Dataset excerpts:
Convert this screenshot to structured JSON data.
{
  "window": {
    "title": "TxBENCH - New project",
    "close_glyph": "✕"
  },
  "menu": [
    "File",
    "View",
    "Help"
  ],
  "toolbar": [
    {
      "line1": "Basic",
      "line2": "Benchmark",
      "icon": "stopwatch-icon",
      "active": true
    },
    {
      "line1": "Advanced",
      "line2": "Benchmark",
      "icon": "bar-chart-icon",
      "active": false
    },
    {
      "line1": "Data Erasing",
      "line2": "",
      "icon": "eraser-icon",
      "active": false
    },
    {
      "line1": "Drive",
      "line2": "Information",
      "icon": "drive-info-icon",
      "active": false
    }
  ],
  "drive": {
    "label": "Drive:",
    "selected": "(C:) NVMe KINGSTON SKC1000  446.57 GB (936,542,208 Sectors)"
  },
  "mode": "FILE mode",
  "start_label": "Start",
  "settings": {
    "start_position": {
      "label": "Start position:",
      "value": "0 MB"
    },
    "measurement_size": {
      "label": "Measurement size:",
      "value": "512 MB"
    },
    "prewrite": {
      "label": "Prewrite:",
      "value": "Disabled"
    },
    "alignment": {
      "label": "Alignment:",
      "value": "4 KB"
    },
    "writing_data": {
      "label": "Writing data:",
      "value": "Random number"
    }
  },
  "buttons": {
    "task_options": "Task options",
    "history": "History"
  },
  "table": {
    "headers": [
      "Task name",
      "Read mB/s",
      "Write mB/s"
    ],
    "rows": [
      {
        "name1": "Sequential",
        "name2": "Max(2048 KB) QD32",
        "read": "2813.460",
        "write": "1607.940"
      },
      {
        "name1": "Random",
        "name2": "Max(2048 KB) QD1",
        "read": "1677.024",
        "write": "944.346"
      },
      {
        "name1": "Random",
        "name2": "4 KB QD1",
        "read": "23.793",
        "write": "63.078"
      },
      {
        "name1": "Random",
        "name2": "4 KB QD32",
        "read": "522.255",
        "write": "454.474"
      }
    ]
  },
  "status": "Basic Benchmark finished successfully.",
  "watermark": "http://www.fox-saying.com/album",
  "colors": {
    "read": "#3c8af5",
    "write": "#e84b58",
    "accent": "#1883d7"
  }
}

| WHAT IS REQUIRED |
Quote all the records exactly, please, leaving none out.

| EXPECTED ANSWER |
Convert this screenshot to structured JSON data.
{
  "window": {
    "title": "TxBENCH - New project",
    "close_glyph": "✕"
  },
  "menu": [
    "File",
    "View",
    "Help"
  ],
  "toolbar": [
    {
      "line1": "Basic",
      "line2": "Benchmark",
      "icon": "stopwatch-icon",
      "active": true
    },
    {
      "line1": "Advanced",
      "line2": "Benchmark",
      "icon": "bar-chart-icon",
      "active": false
    },
    {
      "line1": "Data Erasing",
      "line2": "",
      "icon": "eraser-icon",
      "active": false
    },
    {
      "line1": "Drive",
      "line2": "Information",
      "icon": "drive-info-icon",
      "active": false
    }
  ],
  "drive": {
    "label": "Drive:",
    "selected": "(C:) NVMe KINGSTON SKC1000  446.57 GB (936,542,208 Sectors)"
  },
  "mode": "FILE mode",
  "start_label": "Start",
  "settings": {
    "start_position": {
      "label": "Start position:",
      "value": "0 MB"
    },
    "measurement_size": {
      "label": "Measurement size:",
      "value": "512 MB"
    },
    "prewrite": {
      "label": "Prewrite:",
      "value": "Disabled"
    },
    "alignment": {
      "label": "Alignment:",
      "value": "4 KB"
    },
    "writing_data": {
      "label": "Writing data:",
      "value": "Random number"
    }
  },
  "buttons": {
    "task_options": "Task options",
    "history": "History"
  },
  "table": {
    "headers": [
      "Task name",
      "Read mB/s",
      "Write mB/s"
    ],
    "rows": [
      {
        "name1": "Sequential",
        "name2": "Max(2048 KB) QD32",
        "read": "2813.460",
        "write": "1607.940"
      },
      {
        "name1": "Random",
        "name2": "Max(2048 KB) QD1",
        "read": "1677.024",
        "write": "944.346"
      },
      {
        "name1": "Random",
        "name2": "4 KB QD1",
        "read": "23.793",
        "write": "63.078"
      },
      {
        "name1": "Random",
        "name2": "4 KB QD32",
        "read": "522.255",
        "write": "454.474"
      }
    ]
  },
  "status": "Basic Benchmark finished successfully.",
  "watermark": "http://www.fox-saying.com/album",
  "colors": {
    "read": "#3c8af5",
    "write": "#e84b58",
    "accent": "#1883d7"
  }
}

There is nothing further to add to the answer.